Lift out each line of the data that holds "this".

━━━━━ Records for the exercise ━━━━━

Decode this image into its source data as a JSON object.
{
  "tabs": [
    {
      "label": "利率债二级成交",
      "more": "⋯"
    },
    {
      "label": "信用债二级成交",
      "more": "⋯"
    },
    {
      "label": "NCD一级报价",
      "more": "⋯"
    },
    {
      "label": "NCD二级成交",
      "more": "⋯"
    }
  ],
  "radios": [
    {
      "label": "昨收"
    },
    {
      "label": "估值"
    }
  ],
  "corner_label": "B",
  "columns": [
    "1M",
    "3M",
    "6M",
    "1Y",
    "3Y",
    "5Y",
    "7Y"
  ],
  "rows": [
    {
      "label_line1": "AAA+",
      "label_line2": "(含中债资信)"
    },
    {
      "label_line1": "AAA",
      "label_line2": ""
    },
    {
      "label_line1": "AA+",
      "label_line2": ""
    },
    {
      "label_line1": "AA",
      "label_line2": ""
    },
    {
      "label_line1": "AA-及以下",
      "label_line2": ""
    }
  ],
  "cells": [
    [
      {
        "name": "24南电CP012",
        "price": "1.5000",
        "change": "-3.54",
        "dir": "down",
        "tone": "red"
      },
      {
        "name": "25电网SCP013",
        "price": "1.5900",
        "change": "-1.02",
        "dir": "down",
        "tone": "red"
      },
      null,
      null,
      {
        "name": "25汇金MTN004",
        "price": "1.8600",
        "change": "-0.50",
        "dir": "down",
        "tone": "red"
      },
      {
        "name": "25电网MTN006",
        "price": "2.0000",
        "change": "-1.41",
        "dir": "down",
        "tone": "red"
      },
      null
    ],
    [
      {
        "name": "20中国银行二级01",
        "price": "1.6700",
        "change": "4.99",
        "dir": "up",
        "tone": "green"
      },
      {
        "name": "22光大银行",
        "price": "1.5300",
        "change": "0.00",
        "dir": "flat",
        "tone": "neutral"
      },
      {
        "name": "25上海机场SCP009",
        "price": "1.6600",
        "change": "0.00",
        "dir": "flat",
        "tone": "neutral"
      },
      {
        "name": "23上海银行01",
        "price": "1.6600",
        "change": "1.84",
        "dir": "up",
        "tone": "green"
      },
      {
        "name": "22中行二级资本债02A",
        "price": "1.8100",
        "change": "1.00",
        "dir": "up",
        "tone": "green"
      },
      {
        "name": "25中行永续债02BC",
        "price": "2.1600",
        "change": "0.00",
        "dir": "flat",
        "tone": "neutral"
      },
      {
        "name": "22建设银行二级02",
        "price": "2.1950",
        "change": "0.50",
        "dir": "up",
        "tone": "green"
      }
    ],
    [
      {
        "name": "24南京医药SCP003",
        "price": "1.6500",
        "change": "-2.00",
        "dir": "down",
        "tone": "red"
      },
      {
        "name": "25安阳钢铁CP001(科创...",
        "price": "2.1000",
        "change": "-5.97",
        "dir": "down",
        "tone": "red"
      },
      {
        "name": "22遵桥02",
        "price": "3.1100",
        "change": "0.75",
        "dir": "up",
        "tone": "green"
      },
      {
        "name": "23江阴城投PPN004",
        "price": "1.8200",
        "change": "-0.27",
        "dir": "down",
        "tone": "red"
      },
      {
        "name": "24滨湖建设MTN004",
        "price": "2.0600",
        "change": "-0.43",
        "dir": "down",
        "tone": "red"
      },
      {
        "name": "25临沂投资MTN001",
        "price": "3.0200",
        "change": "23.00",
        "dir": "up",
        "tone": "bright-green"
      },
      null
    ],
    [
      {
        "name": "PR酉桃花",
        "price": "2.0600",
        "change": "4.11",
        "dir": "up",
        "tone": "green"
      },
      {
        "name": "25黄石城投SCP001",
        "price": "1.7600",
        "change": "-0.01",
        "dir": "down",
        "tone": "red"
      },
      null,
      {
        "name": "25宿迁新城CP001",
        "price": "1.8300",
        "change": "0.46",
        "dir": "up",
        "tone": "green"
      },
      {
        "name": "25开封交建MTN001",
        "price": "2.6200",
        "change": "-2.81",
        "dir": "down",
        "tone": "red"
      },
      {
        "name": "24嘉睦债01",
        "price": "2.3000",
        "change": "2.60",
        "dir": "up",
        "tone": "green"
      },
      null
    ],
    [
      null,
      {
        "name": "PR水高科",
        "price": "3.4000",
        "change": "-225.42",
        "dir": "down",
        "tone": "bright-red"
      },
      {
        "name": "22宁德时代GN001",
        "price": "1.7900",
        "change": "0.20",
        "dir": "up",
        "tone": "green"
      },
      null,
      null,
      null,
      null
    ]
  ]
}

━━━━━
━━━━━ Records for the exercise ━━━━━

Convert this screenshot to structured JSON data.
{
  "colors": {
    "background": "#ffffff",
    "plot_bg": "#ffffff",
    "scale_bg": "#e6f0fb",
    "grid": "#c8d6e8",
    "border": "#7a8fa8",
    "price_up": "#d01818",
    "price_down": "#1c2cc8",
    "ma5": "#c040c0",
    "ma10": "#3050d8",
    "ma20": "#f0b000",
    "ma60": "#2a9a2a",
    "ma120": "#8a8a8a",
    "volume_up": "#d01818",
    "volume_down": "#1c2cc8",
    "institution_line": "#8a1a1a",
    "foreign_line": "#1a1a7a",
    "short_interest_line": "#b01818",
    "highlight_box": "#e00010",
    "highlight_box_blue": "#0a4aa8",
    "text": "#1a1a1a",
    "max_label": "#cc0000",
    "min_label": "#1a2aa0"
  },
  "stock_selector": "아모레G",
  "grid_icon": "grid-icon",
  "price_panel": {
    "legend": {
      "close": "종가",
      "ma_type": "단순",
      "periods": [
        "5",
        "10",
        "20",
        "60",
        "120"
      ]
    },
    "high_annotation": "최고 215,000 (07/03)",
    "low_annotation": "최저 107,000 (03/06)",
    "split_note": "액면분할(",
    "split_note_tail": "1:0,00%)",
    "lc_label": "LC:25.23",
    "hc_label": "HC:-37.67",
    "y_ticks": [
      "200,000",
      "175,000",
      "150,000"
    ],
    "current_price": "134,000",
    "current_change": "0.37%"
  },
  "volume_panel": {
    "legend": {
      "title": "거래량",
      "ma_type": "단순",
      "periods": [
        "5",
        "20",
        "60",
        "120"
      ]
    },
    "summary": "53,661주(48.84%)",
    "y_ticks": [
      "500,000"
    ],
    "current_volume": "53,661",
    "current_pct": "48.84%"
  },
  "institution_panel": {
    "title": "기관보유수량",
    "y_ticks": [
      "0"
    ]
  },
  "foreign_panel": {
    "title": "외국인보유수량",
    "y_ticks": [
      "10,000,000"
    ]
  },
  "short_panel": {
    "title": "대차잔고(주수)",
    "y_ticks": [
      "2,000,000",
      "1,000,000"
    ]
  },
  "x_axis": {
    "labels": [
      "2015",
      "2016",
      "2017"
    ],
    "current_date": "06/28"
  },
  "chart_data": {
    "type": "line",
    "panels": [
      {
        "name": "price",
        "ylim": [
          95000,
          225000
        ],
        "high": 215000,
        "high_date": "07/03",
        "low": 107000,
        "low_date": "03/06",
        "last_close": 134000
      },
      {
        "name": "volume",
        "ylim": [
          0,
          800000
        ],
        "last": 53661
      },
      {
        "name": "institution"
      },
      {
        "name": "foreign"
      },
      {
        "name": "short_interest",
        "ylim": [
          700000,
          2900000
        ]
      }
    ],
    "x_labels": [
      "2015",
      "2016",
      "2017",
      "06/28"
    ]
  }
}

━━━━━

## [Problem solution]
Decode this image into its source data as a JSON object.
Convert this screenshot to structured JSON data.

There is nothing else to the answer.